[start]

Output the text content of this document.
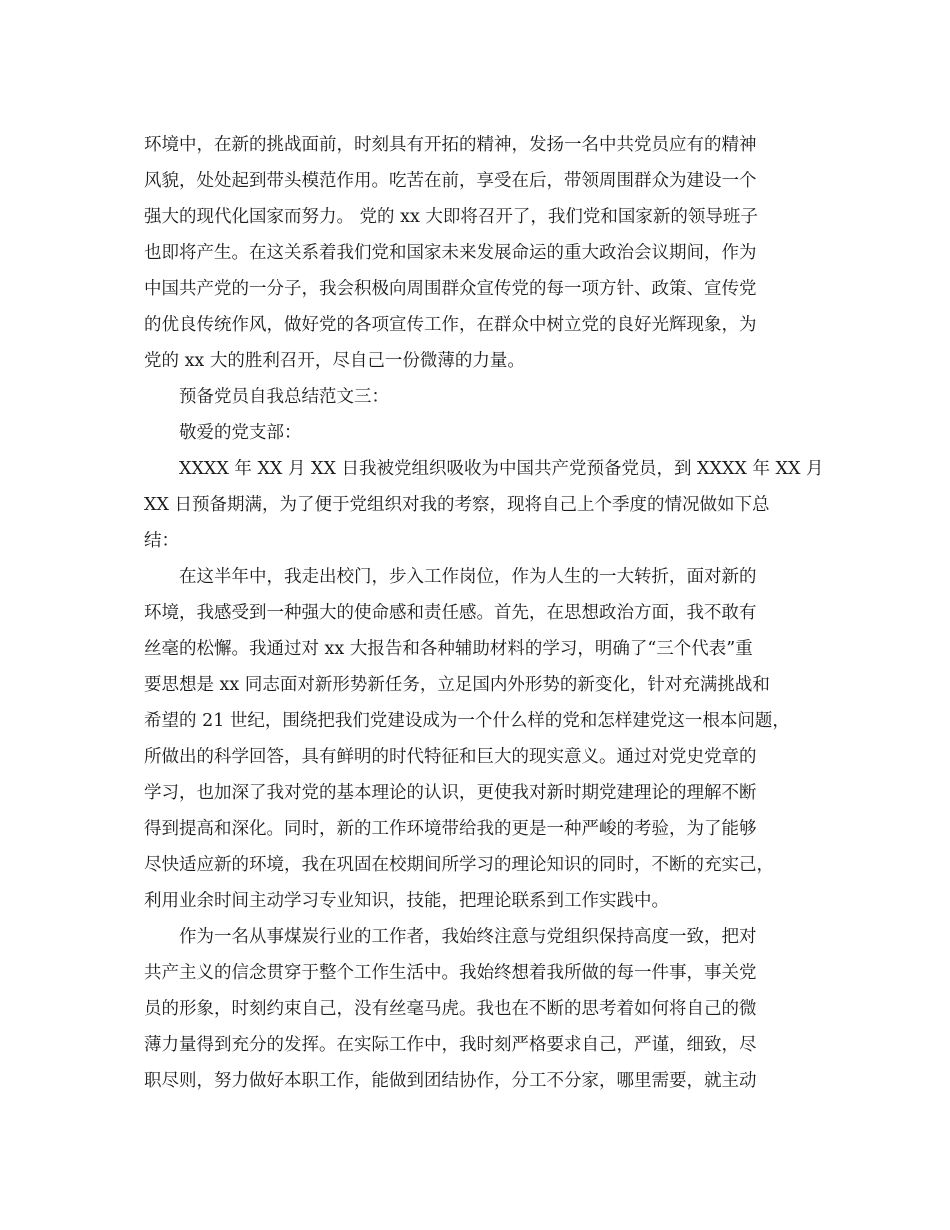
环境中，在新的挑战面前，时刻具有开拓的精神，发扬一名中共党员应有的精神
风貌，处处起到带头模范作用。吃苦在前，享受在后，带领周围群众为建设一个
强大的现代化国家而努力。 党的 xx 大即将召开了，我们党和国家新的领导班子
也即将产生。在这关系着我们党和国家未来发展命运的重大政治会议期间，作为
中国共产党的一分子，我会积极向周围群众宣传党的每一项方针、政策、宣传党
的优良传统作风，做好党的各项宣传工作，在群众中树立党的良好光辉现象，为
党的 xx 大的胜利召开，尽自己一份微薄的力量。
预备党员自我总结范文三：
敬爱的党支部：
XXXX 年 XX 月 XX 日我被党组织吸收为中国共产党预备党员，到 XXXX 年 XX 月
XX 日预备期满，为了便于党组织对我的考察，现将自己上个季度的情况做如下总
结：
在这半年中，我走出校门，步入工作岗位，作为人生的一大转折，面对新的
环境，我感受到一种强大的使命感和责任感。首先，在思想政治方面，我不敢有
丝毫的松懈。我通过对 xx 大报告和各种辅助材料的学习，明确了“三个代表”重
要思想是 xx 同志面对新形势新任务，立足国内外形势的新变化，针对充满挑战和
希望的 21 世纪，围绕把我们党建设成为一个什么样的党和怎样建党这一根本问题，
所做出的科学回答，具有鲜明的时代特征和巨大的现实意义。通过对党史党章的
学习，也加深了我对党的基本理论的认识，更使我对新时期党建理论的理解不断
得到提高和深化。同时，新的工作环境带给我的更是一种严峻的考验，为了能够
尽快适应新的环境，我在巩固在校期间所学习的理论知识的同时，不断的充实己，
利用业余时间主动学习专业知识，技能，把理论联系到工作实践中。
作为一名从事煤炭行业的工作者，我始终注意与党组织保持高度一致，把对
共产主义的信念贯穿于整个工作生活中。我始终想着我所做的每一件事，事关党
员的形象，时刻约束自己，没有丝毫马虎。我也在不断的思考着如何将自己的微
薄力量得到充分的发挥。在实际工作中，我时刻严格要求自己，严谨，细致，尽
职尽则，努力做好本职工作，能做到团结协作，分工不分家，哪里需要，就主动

[end]
[start]

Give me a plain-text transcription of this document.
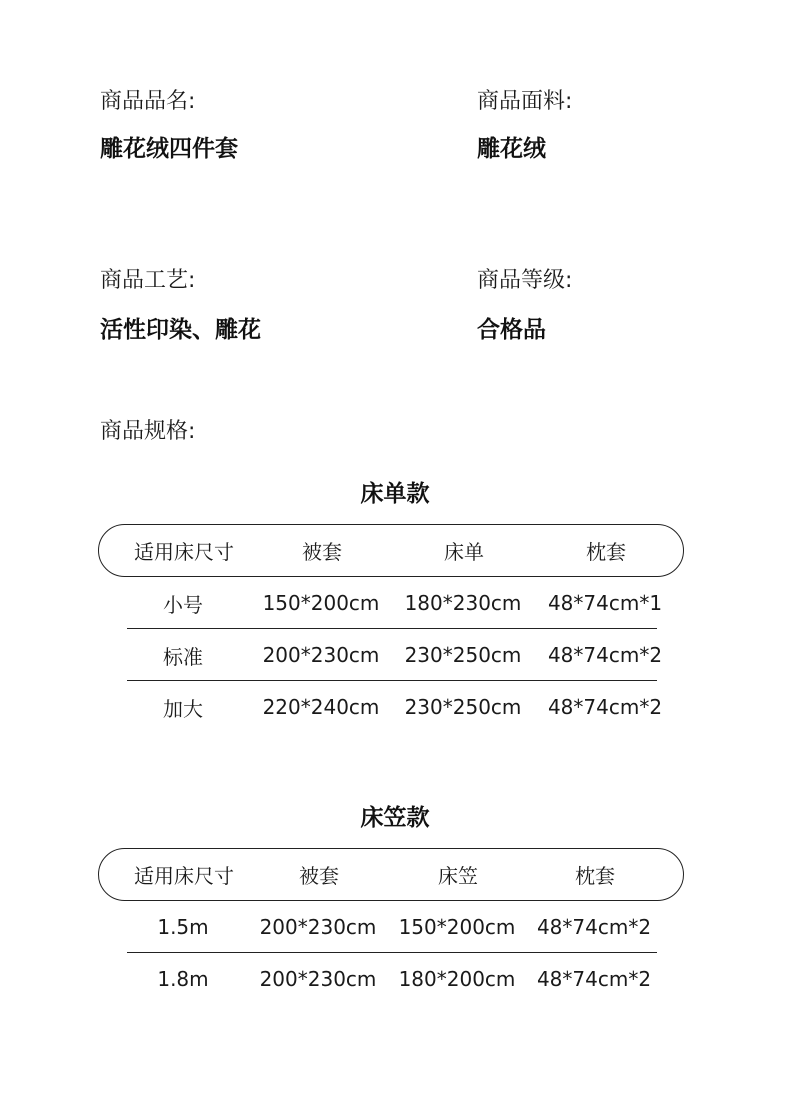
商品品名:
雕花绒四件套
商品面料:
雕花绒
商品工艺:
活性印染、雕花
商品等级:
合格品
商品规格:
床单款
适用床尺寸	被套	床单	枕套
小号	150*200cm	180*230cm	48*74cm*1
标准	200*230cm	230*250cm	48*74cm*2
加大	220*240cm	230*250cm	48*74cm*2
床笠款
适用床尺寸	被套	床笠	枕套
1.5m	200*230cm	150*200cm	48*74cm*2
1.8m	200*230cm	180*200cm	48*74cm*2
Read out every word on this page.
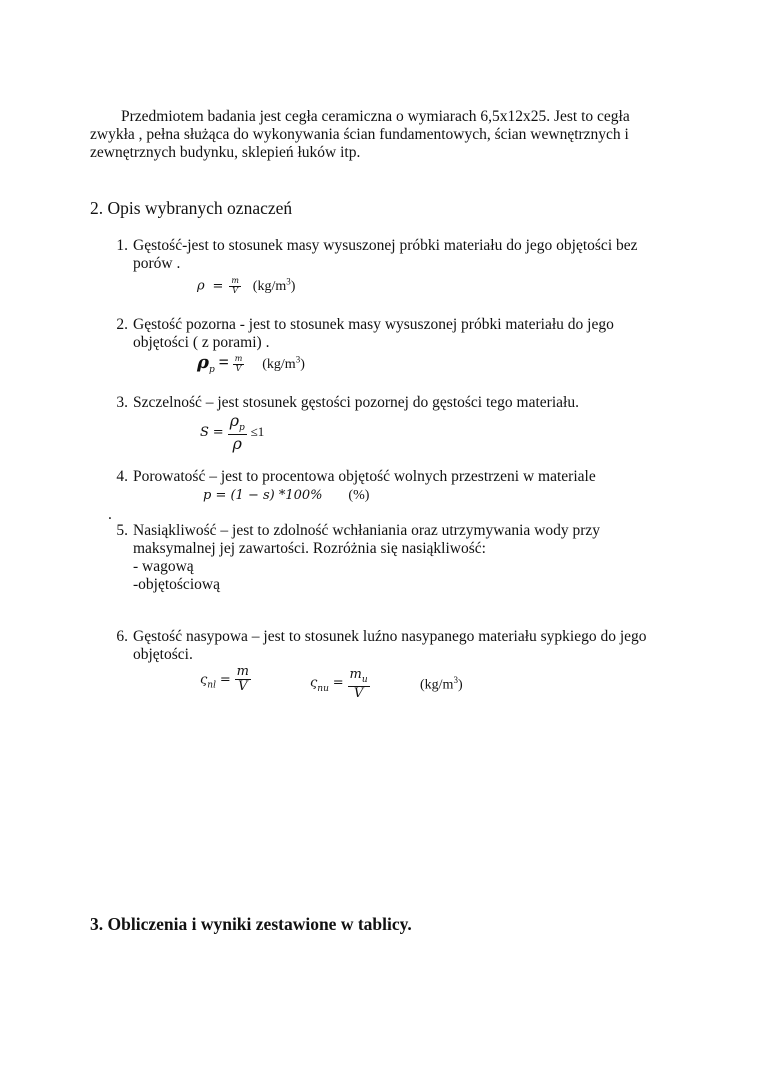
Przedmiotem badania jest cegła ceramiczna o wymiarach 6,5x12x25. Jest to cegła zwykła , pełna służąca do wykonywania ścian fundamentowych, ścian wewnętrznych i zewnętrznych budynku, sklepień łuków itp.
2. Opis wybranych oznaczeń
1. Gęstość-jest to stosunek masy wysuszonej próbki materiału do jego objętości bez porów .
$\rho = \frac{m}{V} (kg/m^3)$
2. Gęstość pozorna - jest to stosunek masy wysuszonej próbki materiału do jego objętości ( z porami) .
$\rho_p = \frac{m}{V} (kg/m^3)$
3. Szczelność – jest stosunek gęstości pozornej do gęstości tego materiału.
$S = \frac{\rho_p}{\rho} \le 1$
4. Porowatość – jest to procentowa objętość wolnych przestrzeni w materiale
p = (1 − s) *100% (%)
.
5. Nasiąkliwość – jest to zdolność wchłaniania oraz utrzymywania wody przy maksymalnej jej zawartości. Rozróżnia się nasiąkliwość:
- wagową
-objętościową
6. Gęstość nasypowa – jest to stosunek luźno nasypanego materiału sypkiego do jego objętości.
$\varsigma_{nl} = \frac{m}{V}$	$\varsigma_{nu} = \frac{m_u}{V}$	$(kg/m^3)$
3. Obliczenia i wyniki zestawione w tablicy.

[end]

◆ Goal
Check each line in the records for the word "jest" and say how many have it, with nothing else.

◆ Written answer
7